■ **Challenges**
[1] Translate this sentence from the rotor balancing text below into Spanish: "The rotor is in static balance, but the centrifugal forces will produce a moment about the centre of mass when the rotor turns."
[2] Extend the rotor balancing text below by writing what comes after its final sentence.

[Begin Selected text]

There is no exception the precise
balancing has to be done for every gas turbine.
In the case of rotating shaft the unbalance causes periodical forces to the suspension
and the periodicity corresponds to the rotational speed or with other words it is
synchronous with rotational speed (first order). In order to balance the rotor the
vibration of shaft revolution frequency should be selectable in the balancing
instrument. This reduces the disturbance caused by the noise, harmonics, bearings and
blade frequencies etc.
The unbalance is radial in their line of action and it is a vector quantity. It has both
size and direction. The direction can be characterised by the phase between the
unbalance vector (from the centre of the shaft) and a vector to the reference point at
the shaft (from the centre of the shaft).
The general dynamic unbalance consists of the static (single plane unbalance) and
couple unbalance. The former is when the mass centre line is not the same but parallel
with the rotational axis. Only this kind of balance exists in disk shape structures. It
can be eliminated by only one compensating weight.
Figure 1 Static unbalance
The later is when a pair of weight is at the two ends of the shaft but opposite side of
one to other (180°). The rotor is in static balance, but the centrifugal forces will
produce a moment about the centre of mass when the rotor turns. In the case when
only couple unbalance exist the mass centre line cross the shaft axes at the mass
centre point.
Figure 2 Couple unbalance
1
1
2
The couple unbalance can be compensated by two weights, which were put to
counteract the couple unbalance at two planes.

[End Selected text]
[Begin Record list]

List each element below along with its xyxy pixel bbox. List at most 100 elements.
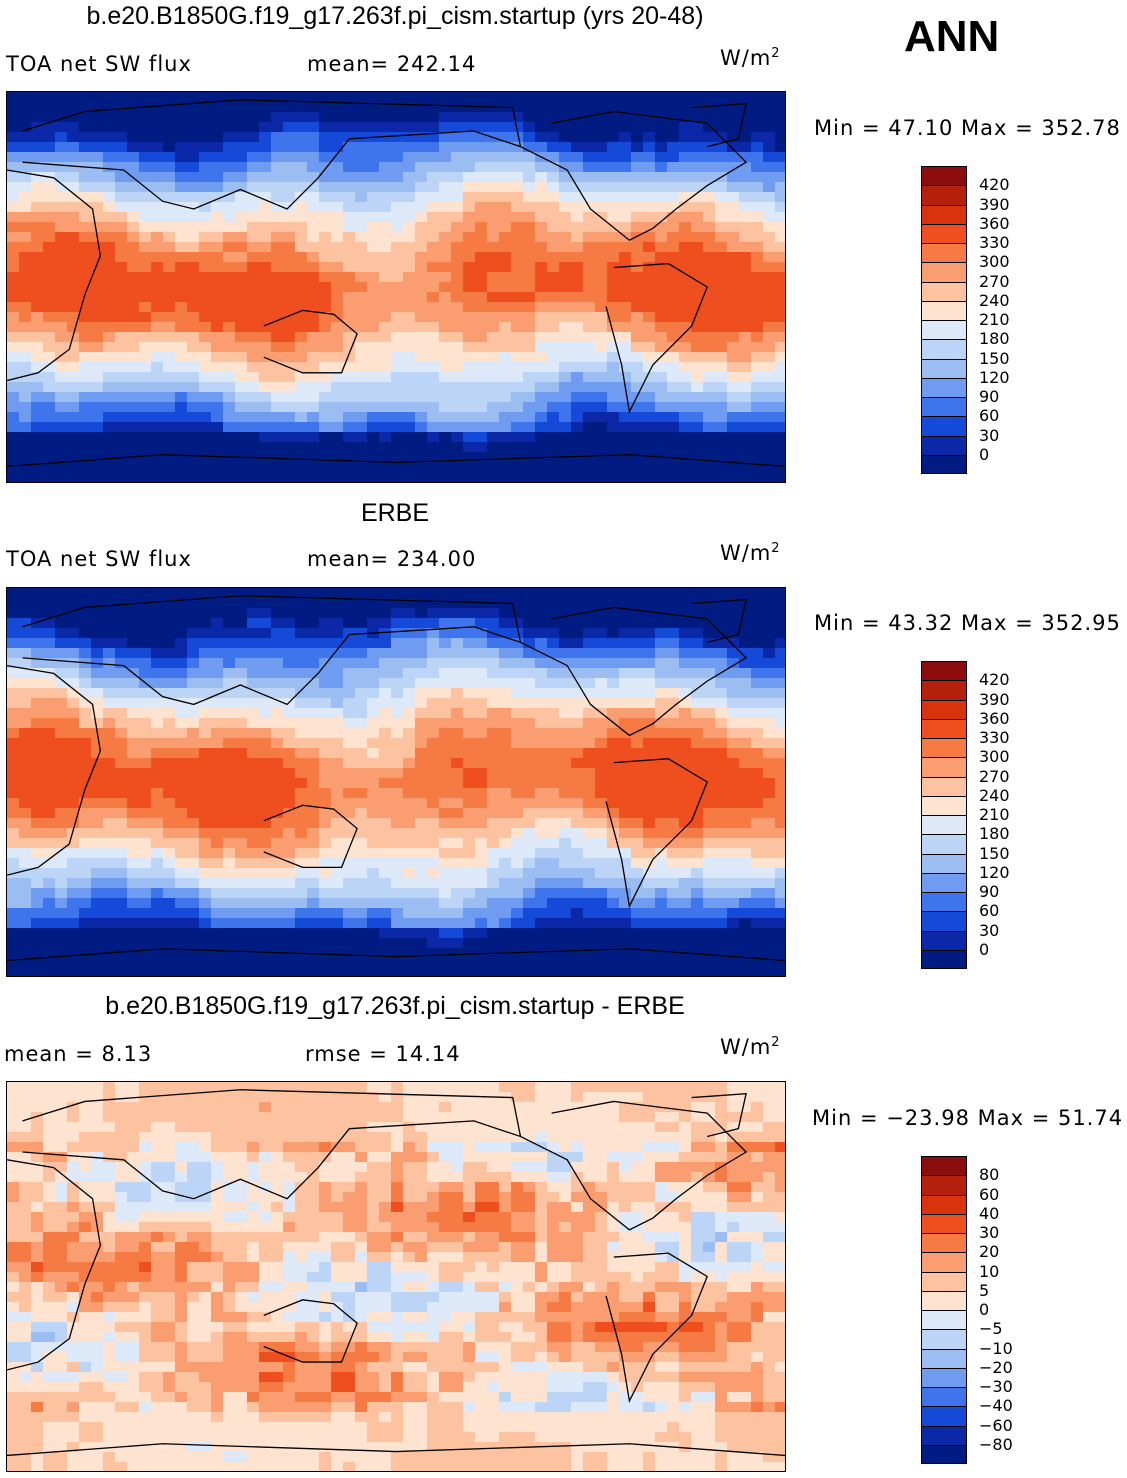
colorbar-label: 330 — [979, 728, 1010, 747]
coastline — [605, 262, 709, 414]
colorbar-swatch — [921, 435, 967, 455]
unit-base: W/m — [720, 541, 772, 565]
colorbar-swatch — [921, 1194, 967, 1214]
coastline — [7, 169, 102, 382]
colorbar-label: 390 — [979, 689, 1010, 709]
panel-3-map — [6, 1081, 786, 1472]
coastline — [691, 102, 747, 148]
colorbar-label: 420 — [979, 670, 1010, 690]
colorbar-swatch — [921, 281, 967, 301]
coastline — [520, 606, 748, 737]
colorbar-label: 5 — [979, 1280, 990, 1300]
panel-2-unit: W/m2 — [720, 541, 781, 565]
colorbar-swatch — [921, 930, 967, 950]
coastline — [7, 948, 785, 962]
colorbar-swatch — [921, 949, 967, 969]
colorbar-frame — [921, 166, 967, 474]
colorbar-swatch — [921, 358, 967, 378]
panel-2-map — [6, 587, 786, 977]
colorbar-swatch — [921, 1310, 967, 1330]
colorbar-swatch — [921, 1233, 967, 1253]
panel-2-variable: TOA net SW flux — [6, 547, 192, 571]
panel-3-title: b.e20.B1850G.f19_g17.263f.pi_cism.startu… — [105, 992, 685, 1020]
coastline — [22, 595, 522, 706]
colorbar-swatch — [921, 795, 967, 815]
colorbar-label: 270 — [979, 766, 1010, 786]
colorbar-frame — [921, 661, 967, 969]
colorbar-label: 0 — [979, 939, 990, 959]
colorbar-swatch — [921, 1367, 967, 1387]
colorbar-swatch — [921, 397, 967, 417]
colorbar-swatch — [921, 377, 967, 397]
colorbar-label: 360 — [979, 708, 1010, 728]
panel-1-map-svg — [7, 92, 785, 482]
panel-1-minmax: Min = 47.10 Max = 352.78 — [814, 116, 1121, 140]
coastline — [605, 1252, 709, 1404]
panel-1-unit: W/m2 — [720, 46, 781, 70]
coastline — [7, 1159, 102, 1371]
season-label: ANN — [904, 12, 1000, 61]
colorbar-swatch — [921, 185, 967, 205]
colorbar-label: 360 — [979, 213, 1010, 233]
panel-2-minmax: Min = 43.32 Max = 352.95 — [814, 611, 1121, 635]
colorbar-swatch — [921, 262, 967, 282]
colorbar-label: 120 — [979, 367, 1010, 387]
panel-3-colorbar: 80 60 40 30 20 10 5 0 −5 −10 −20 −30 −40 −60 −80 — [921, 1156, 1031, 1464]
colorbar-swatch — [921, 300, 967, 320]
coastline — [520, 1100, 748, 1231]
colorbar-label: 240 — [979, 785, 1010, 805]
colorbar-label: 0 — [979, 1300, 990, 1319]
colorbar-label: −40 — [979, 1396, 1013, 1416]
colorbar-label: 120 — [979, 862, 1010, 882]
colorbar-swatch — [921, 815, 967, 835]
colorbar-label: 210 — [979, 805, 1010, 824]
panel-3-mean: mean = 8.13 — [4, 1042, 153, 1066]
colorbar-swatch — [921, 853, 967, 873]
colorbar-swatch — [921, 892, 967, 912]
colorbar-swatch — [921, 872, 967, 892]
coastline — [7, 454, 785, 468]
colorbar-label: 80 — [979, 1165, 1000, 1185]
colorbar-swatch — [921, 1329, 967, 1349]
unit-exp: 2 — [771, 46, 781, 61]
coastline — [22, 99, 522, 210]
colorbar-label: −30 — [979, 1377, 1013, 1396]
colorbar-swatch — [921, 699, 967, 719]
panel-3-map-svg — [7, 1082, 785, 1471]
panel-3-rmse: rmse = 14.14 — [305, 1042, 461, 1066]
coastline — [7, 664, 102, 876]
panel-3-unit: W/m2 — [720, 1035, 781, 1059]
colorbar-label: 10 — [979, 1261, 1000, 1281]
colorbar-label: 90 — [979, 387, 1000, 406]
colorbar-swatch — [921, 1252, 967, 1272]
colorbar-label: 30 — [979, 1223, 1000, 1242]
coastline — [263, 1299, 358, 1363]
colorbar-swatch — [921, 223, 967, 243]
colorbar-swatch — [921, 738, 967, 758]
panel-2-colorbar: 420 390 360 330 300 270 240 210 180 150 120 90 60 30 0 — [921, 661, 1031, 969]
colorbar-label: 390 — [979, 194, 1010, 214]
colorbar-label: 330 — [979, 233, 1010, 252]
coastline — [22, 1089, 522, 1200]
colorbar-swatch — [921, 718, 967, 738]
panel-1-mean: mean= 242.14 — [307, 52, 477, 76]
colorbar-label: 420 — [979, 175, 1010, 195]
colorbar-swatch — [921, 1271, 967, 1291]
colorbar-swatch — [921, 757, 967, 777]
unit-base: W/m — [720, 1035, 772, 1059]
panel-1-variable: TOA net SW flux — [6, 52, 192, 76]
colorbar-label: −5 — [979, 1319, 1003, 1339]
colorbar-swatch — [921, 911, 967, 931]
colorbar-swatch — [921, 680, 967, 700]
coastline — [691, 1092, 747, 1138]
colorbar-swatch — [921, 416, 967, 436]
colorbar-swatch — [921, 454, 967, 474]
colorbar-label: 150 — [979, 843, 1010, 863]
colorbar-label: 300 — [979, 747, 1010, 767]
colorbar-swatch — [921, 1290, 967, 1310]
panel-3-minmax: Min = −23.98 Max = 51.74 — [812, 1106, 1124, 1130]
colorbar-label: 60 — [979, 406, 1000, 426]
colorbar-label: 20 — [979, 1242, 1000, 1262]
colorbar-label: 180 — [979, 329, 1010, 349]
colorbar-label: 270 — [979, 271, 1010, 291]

[End Record list]
[Begin Record list]

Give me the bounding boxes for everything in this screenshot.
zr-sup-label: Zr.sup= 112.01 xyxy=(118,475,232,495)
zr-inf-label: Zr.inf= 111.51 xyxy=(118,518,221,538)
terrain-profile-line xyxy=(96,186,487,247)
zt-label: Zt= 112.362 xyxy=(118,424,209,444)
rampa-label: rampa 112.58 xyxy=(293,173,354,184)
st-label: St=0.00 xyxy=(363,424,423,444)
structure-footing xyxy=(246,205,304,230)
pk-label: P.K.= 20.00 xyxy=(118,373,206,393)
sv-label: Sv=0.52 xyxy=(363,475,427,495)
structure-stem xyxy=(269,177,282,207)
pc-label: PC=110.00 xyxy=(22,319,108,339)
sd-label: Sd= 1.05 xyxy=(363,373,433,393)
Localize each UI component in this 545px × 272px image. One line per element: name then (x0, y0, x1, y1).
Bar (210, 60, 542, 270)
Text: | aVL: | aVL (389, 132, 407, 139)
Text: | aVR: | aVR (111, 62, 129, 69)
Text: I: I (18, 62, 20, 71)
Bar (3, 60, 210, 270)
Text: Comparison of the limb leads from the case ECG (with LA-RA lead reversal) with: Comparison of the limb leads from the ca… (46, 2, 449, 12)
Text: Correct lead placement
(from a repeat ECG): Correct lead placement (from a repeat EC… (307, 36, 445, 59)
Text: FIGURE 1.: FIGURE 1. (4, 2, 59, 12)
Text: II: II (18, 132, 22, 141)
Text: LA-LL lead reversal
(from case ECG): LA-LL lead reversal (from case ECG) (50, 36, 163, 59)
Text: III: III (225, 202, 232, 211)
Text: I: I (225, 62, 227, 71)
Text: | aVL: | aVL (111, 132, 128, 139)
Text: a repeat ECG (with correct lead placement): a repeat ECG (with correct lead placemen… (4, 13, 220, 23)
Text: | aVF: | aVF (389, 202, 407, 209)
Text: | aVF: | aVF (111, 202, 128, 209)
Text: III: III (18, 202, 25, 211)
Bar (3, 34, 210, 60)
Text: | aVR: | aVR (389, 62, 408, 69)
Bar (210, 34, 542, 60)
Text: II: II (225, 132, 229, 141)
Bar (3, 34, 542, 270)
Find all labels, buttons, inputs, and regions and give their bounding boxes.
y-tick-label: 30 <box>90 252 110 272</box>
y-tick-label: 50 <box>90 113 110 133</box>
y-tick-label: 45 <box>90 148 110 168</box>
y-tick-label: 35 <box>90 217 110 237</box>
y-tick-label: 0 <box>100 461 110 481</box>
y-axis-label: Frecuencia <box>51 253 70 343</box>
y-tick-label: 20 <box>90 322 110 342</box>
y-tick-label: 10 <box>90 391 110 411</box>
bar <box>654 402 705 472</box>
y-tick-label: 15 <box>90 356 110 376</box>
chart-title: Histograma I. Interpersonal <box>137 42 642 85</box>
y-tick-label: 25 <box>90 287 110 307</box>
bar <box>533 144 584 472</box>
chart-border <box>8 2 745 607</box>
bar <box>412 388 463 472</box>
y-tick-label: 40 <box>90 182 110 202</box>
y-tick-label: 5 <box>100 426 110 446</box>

[End Record list]

■ **Per-task outputs**
[1] El rotor está en equilibrio estático, pero las fuerzas centrífugas producirán un momento respecto al centro de masa cuando el rotor gire.

[2]
The ideal balancing task is to reduce the inhomogeneous mass distribution caused
forces by putting or removing weights along the shaft, but the most cases are enough
to use two or more correction planes. In the balancing system the vibration produced
by unbalance are measured at two planes and after the compensation weight and place
are calculated to the correction plane from the measurement. Unfortunately the
unbalance at the one side can cause shaft movement around the mass centre point of
the rotor and it makes movement at the other side. These phenomena called cross
effect, because the unbalance at one side can not be treated independently from the
other side.
In this article simple software based balancing system for model gas turbine including
mechanics will be described. The mechanics is as so important part as the electronics
and software. The most sophisticated signal processing method without reliable and
precise mechanics can not achieve proper result. Therefore the first part of the article
will be about the mechanics and the design rules for the sensors and the second part
will be about the PC software, its advantages and further possible enhancements.
LITTLE HISTORY
János Horváth
initiated and supports this project. János has a very good machinery
factory and he is a "ancient” modeller since 1969. He started his hobby with
helicopters and he has seen jet engine for 3-4 years, and at the first sight he has fallen
in love with it. He has built by his own a KJ-66, and put into a small ALBATROS.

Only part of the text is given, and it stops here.